→ DO THIS: List all lines in the material below that contain "text".

========================================

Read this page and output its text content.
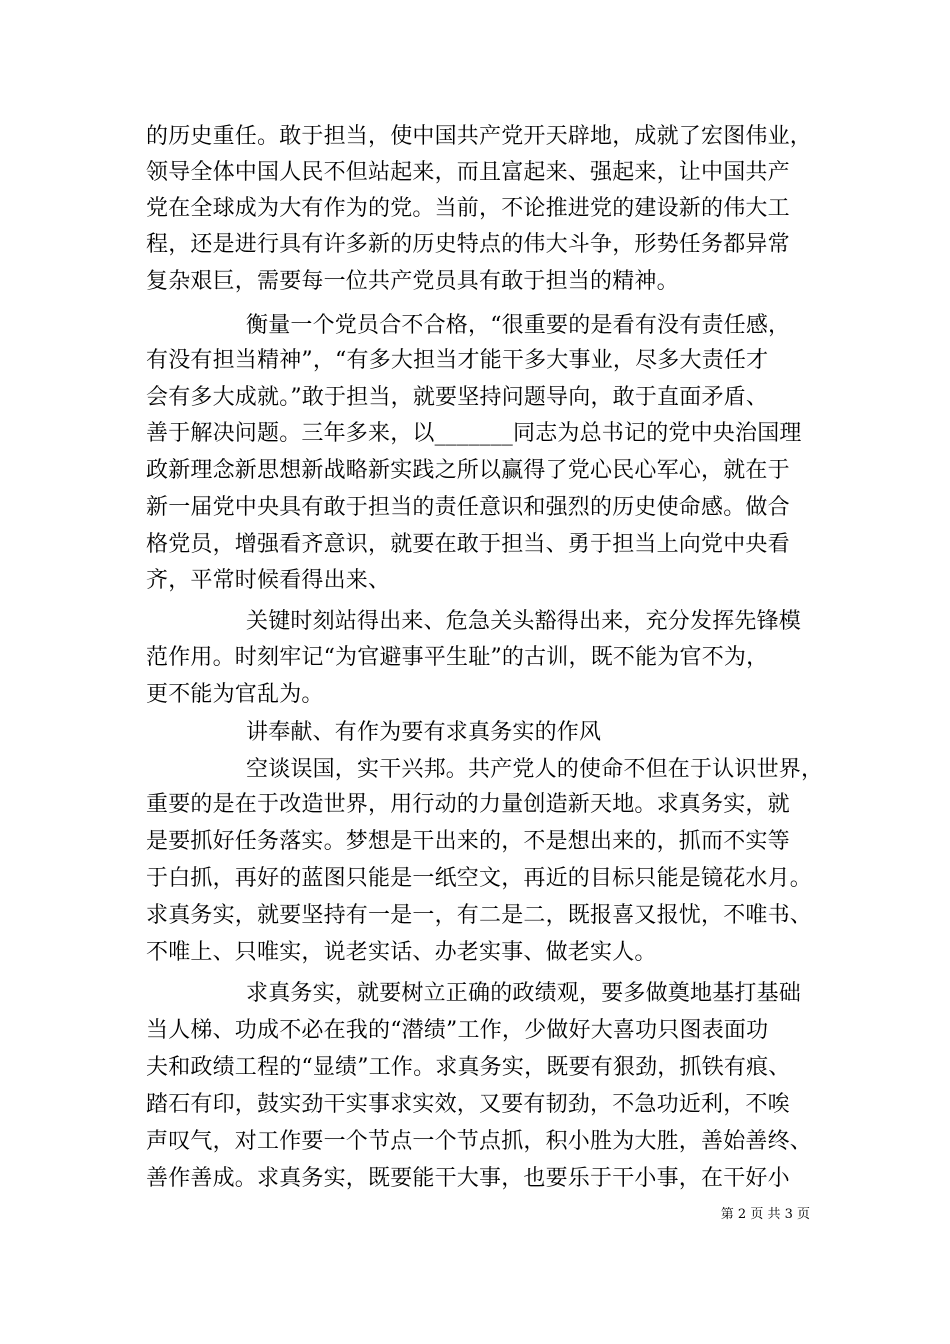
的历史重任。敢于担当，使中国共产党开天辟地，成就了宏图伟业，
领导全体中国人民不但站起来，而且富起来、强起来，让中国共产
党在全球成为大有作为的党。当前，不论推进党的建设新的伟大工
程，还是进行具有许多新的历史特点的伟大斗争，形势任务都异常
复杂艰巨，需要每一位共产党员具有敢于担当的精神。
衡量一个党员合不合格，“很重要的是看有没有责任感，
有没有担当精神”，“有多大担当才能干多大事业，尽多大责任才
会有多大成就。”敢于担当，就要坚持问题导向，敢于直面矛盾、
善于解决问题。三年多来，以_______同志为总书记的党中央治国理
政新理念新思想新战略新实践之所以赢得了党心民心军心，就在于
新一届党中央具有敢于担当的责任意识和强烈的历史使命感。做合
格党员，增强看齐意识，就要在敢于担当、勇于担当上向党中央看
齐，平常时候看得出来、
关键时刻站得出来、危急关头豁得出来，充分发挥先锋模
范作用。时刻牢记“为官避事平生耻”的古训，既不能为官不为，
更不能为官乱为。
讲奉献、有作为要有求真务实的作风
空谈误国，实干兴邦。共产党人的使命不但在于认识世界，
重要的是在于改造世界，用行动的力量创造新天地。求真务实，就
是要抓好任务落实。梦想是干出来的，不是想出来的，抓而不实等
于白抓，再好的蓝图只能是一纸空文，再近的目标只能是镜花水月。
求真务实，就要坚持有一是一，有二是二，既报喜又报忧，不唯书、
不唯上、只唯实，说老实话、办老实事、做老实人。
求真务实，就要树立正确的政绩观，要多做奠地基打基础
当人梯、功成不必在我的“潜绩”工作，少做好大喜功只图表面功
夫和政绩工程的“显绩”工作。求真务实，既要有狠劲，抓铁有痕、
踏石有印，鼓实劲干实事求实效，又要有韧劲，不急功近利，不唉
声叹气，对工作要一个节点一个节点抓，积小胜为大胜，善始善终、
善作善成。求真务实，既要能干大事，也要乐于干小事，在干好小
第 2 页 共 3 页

========================================

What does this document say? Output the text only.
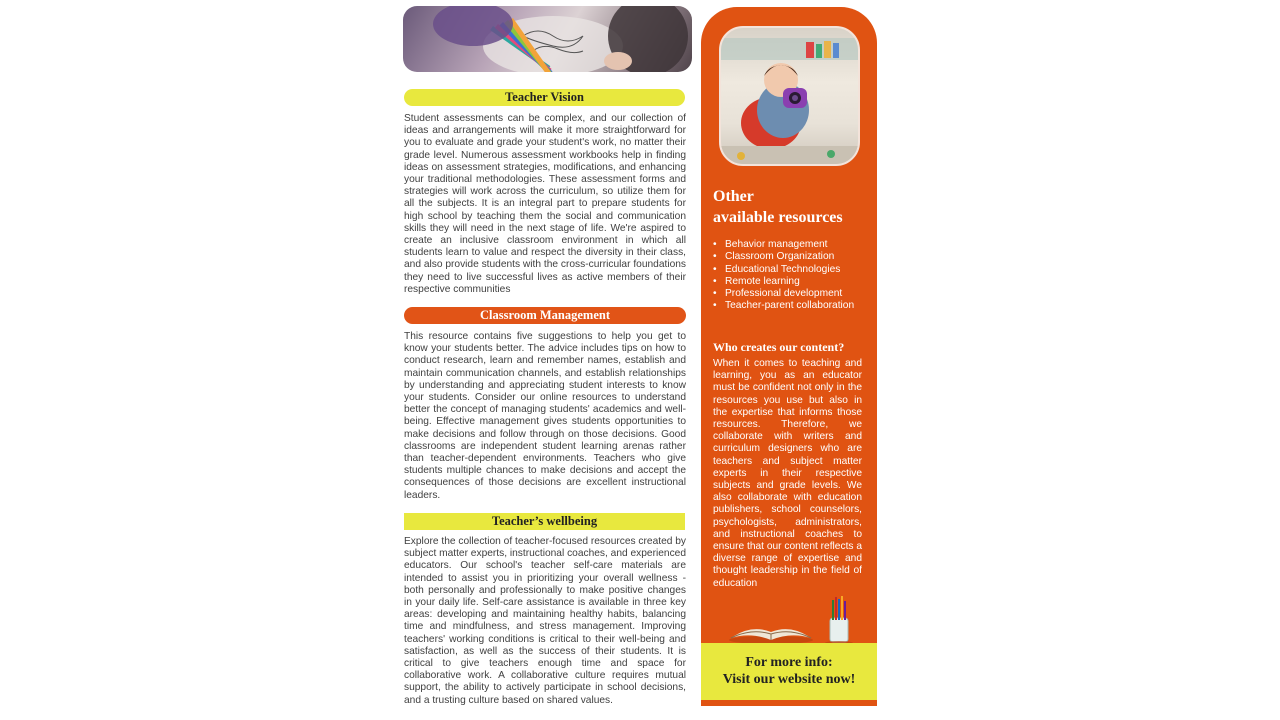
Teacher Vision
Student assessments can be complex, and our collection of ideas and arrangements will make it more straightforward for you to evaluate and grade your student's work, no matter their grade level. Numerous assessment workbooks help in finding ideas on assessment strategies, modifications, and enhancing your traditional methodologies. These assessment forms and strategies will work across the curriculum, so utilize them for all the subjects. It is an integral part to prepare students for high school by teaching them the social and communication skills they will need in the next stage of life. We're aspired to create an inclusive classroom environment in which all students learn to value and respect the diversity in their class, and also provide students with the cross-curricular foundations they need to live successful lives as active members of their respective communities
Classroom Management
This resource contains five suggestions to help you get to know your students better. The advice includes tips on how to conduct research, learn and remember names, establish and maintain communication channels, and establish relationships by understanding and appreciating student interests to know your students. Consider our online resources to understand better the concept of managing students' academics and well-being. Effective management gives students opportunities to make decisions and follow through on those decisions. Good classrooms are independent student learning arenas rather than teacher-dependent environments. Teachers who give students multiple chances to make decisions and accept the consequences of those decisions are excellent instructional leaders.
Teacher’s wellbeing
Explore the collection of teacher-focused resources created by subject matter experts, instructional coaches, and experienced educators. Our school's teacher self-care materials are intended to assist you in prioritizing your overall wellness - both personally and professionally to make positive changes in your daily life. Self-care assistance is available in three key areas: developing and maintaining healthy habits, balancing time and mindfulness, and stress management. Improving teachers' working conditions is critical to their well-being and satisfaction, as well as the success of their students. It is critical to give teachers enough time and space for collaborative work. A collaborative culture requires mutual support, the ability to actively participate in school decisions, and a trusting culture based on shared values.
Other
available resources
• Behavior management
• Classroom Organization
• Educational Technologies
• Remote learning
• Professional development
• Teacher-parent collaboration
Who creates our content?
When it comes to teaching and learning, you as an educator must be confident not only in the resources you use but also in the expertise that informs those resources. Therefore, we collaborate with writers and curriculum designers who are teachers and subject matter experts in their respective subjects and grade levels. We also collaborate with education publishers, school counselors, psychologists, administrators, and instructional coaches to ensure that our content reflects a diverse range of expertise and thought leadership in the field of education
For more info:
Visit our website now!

========================================

→ PROBLEM SOLUTION:
Read this page and output its text content.
What does this document say? Output the text only.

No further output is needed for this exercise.